Goal of the exercise
Each line of the material below should be reproduced exactly.

Stored data
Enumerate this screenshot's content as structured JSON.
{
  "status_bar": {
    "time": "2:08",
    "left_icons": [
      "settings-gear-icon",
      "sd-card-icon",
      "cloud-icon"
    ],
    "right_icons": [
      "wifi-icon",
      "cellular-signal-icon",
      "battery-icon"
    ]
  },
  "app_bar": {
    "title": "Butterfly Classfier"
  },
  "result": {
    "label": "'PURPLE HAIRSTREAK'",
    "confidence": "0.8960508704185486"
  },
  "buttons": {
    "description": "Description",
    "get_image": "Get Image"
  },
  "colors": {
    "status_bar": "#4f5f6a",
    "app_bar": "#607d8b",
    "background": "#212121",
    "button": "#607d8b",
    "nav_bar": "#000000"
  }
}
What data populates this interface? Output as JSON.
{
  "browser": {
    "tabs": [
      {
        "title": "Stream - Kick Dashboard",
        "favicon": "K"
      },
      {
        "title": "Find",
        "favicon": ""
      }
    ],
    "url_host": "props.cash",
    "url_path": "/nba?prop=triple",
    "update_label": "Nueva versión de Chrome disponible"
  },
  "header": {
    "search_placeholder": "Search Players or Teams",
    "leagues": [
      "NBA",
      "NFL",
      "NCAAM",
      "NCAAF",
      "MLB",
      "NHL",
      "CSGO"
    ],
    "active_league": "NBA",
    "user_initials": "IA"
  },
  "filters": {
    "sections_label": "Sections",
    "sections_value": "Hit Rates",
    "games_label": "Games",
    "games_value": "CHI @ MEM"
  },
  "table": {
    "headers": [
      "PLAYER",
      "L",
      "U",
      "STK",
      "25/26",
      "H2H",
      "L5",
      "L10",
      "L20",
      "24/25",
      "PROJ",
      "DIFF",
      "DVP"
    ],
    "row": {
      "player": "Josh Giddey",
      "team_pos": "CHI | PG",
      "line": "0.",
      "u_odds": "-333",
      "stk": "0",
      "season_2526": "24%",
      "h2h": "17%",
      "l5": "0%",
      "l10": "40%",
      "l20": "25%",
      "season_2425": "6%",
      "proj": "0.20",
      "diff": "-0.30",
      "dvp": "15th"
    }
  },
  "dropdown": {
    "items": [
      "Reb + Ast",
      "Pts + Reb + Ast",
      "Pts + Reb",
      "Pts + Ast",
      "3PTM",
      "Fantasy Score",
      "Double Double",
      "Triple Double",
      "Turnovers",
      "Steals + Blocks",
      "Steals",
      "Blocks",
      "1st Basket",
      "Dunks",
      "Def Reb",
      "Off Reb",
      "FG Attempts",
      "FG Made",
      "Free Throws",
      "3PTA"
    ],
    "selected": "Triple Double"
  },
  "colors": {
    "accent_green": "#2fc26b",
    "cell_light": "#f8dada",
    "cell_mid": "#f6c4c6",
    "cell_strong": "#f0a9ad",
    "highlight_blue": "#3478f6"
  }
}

Completed task
Enumerate this screenshot's content as structured JSON.
{
  "status_bar": {
    "time": "2:08",
    "left_icons": [
      "settings-gear-icon",
      "sd-card-icon",
      "cloud-icon"
    ],
    "right_icons": [
      "wifi-icon",
      "cellular-signal-icon",
      "battery-icon"
    ]
  },
  "app_bar": {
    "title": "Butterfly Classfier"
  },
  "result": {
    "label": "'PURPLE HAIRSTREAK'",
    "confidence": "0.8960508704185486"
  },
  "buttons": {
    "description": "Description",
    "get_image": "Get Image"
  },
  "colors": {
    "status_bar": "#4f5f6a",
    "app_bar": "#607d8b",
    "background": "#212121",
    "button": "#607d8b",
    "nav_bar": "#000000"
  }
}
What data populates this interface? Output as JSON.
{
  "browser": {
    "tabs": [
      {
        "title": "Stream - Kick Dashboard",
        "favicon": "K"
      },
      {
        "title": "Find",
        "favicon": ""
      }
    ],
    "url_host": "props.cash",
    "url_path": "/nba?prop=triple",
    "update_label": "Nueva versión de Chrome disponible"
  },
  "header": {
    "search_placeholder": "Search Players or Teams",
    "leagues": [
      "NBA",
      "NFL",
      "NCAAM",
      "NCAAF",
      "MLB",
      "NHL",
      "CSGO"
    ],
    "active_league": "NBA",
    "user_initials": "IA"
  },
  "filters": {
    "sections_label": "Sections",
    "sections_value": "Hit Rates",
    "games_label": "Games",
    "games_value": "CHI @ MEM"
  },
  "table": {
    "headers": [
      "PLAYER",
      "L",
      "U",
      "STK",
      "25/26",
      "H2H",
      "L5",
      "L10",
      "L20",
      "24/25",
      "PROJ",
      "DIFF",
      "DVP"
    ],
    "row": {
      "player": "Josh Giddey",
      "team_pos": "CHI | PG",
      "line": "0.",
      "u_odds": "-333",
      "stk": "0",
      "season_2526": "24%",
      "h2h": "17%",
      "l5": "0%",
      "l10": "40%",
      "l20": "25%",
      "season_2425": "6%",
      "proj": "0.20",
      "diff": "-0.30",
      "dvp": "15th"
    }
  },
  "dropdown": {
    "items": [
      "Reb + Ast",
      "Pts + Reb + Ast",
      "Pts + Reb",
      "Pts + Ast",
      "3PTM",
      "Fantasy Score",
      "Double Double",
      "Triple Double",
      "Turnovers",
      "Steals + Blocks",
      "Steals",
      "Blocks",
      "1st Basket",
      "Dunks",
      "Def Reb",
      "Off Reb",
      "FG Attempts",
      "FG Made",
      "Free Throws",
      "3PTA"
    ],
    "selected": "Triple Double"
  },
  "colors": {
    "accent_green": "#2fc26b",
    "cell_light": "#f8dada",
    "cell_mid": "#f6c4c6",
    "cell_strong": "#f0a9ad",
    "highlight_blue": "#3478f6"
  }
}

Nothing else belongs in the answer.